The exercise -
Wherever "model" appears in a line, copy that line.
## Start Stored data
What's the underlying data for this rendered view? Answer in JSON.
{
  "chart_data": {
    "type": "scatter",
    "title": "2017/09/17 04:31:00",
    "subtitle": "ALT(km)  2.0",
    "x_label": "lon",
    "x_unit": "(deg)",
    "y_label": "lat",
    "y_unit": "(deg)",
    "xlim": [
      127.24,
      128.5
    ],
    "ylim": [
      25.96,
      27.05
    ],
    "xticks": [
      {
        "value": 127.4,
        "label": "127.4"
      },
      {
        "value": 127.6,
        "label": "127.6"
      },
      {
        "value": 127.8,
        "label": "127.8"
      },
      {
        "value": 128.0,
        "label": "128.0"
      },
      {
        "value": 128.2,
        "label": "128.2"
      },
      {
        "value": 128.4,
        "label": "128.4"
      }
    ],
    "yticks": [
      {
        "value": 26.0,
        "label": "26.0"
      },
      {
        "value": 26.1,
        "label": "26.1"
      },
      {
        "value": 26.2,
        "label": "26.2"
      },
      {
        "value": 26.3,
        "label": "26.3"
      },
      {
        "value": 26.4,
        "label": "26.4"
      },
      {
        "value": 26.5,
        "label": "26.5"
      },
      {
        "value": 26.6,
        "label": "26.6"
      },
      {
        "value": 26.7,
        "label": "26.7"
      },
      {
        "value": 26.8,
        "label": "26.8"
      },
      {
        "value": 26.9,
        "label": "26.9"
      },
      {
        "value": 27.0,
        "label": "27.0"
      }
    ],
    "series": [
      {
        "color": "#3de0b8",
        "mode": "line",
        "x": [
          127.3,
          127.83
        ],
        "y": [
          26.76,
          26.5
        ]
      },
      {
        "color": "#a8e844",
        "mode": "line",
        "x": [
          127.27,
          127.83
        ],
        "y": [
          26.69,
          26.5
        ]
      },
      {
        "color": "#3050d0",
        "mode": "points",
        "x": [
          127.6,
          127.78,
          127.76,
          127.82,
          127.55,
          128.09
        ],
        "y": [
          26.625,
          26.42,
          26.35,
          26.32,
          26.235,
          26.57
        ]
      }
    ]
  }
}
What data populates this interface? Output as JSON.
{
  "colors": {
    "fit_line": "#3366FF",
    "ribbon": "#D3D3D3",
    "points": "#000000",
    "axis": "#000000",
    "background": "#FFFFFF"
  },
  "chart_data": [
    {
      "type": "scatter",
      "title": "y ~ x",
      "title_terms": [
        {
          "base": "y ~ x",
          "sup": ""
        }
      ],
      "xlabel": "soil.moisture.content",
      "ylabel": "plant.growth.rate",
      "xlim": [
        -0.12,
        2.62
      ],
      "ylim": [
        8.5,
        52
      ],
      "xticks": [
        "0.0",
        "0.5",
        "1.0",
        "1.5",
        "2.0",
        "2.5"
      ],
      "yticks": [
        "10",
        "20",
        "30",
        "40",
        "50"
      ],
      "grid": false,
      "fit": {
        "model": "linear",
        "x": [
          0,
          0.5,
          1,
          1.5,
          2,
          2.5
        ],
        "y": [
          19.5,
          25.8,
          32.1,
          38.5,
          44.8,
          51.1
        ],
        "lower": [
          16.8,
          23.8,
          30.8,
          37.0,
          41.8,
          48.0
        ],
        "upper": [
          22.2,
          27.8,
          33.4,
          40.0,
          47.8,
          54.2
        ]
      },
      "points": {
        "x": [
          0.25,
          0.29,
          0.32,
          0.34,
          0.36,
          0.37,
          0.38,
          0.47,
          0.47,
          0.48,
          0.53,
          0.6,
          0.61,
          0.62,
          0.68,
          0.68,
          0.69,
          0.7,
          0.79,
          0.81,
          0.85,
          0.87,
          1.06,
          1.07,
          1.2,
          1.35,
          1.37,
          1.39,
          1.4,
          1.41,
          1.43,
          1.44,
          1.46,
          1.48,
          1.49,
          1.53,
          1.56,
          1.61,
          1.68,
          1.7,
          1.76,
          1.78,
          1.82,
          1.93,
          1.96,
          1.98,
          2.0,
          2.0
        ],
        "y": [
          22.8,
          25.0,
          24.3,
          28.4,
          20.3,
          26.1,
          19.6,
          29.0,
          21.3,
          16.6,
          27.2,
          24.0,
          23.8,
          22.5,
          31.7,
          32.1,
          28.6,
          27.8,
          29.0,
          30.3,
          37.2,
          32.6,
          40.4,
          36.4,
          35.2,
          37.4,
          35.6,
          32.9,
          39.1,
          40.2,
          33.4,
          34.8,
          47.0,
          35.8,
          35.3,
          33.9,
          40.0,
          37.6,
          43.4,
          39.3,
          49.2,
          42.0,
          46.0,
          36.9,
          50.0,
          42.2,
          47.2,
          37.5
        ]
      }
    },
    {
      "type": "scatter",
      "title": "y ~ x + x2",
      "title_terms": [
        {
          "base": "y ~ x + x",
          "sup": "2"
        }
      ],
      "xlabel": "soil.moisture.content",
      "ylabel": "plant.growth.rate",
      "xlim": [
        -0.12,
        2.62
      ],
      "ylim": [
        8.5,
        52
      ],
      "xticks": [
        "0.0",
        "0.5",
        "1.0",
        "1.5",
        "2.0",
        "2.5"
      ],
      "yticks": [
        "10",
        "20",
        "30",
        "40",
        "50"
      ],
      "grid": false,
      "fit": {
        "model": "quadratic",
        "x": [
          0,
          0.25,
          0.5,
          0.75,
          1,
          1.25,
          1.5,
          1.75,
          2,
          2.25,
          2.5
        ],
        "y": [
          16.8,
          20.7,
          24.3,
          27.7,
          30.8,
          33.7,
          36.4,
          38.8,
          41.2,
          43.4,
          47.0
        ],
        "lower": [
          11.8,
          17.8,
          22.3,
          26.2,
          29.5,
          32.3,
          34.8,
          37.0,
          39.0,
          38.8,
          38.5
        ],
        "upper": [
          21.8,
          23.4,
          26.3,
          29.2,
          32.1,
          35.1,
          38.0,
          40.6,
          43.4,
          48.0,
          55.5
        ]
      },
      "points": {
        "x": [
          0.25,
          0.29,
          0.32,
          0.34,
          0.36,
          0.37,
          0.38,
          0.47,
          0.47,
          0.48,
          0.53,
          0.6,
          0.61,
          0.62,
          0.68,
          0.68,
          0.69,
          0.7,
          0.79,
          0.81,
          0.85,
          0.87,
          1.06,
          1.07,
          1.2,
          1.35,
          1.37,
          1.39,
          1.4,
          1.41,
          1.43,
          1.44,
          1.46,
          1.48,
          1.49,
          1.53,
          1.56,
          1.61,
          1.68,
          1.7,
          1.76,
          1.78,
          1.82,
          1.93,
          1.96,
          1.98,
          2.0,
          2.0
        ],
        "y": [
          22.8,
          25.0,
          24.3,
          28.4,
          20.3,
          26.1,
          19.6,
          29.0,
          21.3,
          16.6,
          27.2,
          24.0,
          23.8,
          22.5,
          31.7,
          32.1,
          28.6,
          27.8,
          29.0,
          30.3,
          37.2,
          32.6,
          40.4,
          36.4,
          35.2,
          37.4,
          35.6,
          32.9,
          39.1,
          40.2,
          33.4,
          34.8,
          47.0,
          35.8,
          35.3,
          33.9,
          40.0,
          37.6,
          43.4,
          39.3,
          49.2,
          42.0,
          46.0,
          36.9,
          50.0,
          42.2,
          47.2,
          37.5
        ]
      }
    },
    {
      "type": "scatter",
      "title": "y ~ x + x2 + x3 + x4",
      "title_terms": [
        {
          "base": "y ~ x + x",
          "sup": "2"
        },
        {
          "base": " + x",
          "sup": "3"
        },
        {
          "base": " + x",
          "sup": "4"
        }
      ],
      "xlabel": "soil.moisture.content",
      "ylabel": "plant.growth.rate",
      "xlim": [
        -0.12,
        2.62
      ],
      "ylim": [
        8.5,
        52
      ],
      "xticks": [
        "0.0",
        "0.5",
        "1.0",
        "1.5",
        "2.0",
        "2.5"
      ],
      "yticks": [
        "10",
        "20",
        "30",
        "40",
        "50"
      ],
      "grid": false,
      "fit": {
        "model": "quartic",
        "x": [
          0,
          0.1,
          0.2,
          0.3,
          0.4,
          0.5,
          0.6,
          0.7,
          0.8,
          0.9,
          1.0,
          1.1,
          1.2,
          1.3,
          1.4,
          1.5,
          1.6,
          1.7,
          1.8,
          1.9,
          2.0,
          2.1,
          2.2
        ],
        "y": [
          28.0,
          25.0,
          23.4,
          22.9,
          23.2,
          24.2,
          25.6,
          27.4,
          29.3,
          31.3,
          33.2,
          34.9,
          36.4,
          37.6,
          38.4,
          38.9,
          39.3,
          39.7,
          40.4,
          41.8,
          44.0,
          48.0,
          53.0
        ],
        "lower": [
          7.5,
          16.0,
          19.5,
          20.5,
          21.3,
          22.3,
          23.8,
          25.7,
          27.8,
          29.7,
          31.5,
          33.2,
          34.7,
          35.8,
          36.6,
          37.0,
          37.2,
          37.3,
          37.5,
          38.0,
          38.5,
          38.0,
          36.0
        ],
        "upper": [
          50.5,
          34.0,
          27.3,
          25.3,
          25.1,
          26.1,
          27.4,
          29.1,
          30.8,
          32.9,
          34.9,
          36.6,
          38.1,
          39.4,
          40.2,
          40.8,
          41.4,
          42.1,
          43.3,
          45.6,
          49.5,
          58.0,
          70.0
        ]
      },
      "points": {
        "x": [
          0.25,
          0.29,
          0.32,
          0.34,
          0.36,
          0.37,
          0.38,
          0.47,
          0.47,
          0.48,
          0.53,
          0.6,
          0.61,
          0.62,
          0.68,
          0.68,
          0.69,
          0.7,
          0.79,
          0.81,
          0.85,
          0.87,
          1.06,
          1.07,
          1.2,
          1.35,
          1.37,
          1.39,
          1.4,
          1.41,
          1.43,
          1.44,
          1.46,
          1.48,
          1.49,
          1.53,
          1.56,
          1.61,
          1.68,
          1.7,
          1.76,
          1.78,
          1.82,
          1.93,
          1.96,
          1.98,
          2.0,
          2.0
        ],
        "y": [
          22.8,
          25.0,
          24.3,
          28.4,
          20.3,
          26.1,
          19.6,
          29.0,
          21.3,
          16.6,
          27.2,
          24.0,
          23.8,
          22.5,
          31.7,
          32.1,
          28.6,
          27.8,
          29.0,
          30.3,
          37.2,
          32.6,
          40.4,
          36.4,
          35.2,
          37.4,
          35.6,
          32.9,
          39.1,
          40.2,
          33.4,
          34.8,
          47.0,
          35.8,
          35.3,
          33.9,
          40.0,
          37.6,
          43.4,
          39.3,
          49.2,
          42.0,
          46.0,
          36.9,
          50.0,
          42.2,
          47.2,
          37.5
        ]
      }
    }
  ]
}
## End Stored data
Solution to this problem -
        "model": "linear",
        "model": "quadratic",
        "model": "quartic",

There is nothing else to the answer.